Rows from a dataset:
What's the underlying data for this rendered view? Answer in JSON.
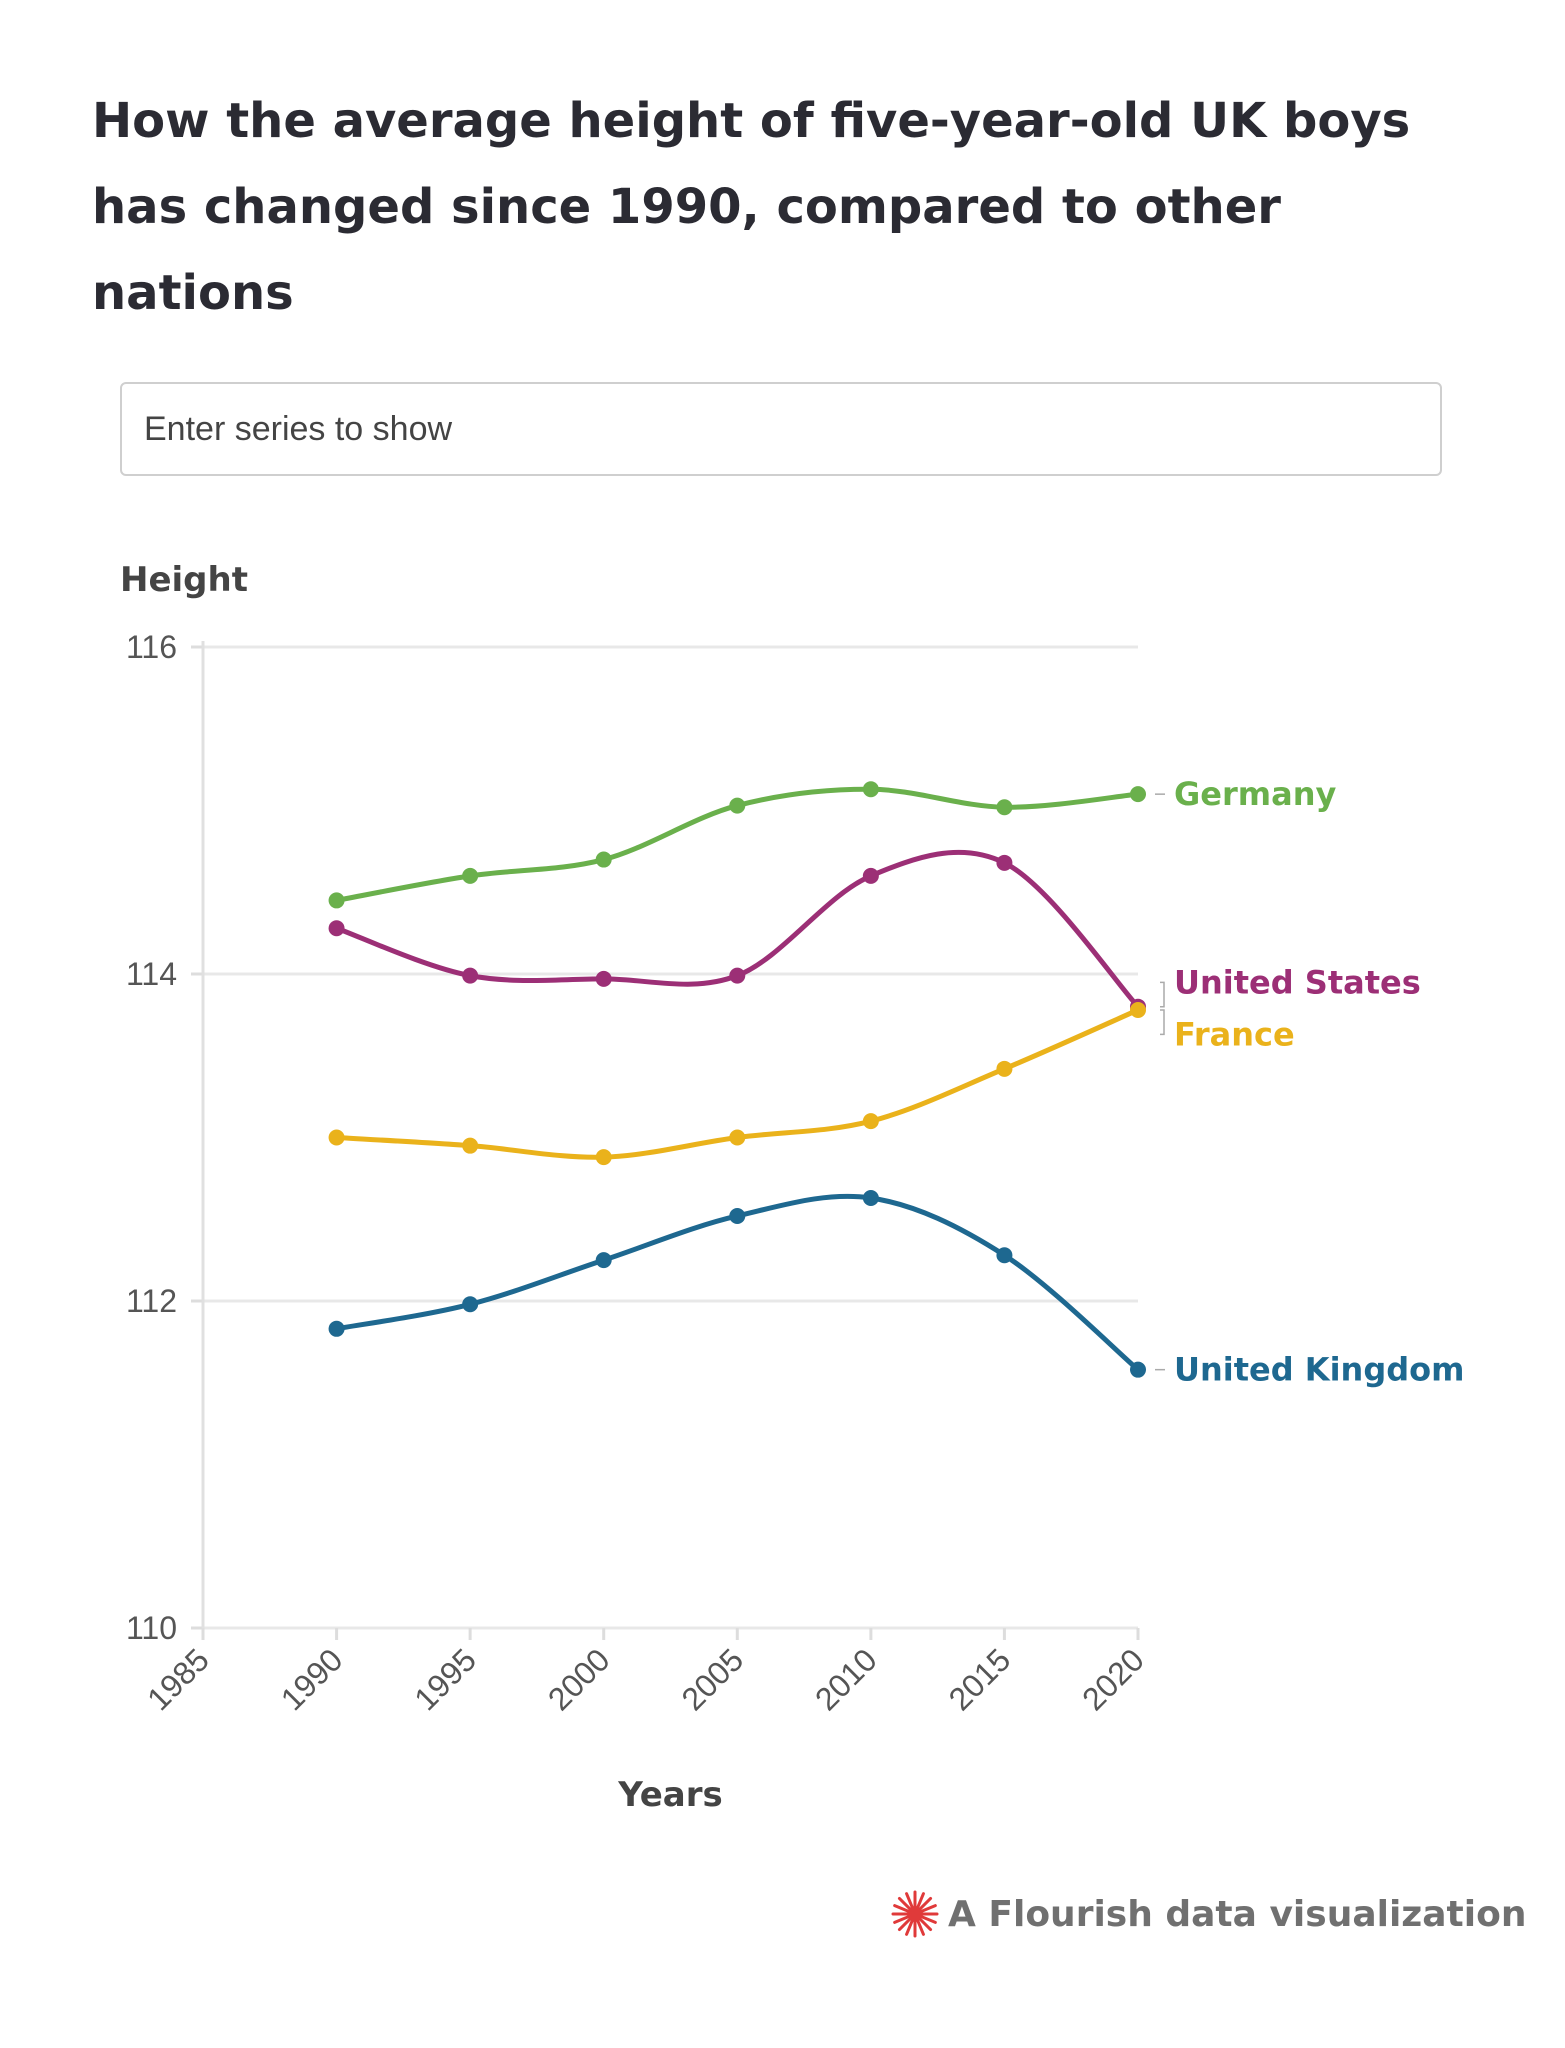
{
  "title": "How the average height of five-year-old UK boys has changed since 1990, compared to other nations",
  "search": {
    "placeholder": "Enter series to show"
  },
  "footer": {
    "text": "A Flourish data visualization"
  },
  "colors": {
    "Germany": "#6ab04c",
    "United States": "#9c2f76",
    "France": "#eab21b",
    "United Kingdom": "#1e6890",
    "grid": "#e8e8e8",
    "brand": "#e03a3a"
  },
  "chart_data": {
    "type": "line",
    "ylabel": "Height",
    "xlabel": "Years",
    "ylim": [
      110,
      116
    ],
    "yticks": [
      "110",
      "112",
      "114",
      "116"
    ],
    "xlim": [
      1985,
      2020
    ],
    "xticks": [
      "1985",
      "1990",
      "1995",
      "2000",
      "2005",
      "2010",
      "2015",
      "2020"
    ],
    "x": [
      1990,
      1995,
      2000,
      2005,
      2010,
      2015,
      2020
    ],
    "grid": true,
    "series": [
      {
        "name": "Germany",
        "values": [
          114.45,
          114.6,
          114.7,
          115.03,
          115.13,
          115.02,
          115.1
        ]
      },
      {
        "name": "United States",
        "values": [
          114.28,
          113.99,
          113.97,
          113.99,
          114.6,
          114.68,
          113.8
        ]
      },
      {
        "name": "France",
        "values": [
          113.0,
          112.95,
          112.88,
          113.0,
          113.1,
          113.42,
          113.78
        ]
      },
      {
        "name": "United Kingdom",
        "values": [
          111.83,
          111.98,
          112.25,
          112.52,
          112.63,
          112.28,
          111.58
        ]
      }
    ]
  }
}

- [What is expected]
Print the entries above exactly, taking out only the pictures.

- [Written solution]
What's the underlying data for this rendered view? Answer in JSON.
{
  "title": "How the average height of five-year-old UK boys has changed since 1990, compared to other nations",
  "search": {
    "placeholder": "Enter series to show"
  },
  "footer": {
    "text": "A Flourish data visualization"
  },
  "colors": {
    "Germany": "#6ab04c",
    "United States": "#9c2f76",
    "France": "#eab21b",
    "United Kingdom": "#1e6890",
    "grid": "#e8e8e8",
    "brand": "#e03a3a"
  },
  "chart_data": {
    "type": "line",
    "ylabel": "Height",
    "xlabel": "Years",
    "ylim": [
      110,
      116
    ],
    "yticks": [
      "110",
      "112",
      "114",
      "116"
    ],
    "xlim": [
      1985,
      2020
    ],
    "xticks": [
      "1985",
      "1990",
      "1995",
      "2000",
      "2005",
      "2010",
      "2015",
      "2020"
    ],
    "x": [
      1990,
      1995,
      2000,
      2005,
      2010,
      2015,
      2020
    ],
    "grid": true,
    "series": [
      {
        "name": "Germany",
        "values": [
          114.45,
          114.6,
          114.7,
          115.03,
          115.13,
          115.02,
          115.1
        ]
      },
      {
        "name": "United States",
        "values": [
          114.28,
          113.99,
          113.97,
          113.99,
          114.6,
          114.68,
          113.8
        ]
      },
      {
        "name": "France",
        "values": [
          113.0,
          112.95,
          112.88,
          113.0,
          113.1,
          113.42,
          113.78
        ]
      },
      {
        "name": "United Kingdom",
        "values": [
          111.83,
          111.98,
          112.25,
          112.52,
          112.63,
          112.28,
          111.58
        ]
      }
    ]
  }
}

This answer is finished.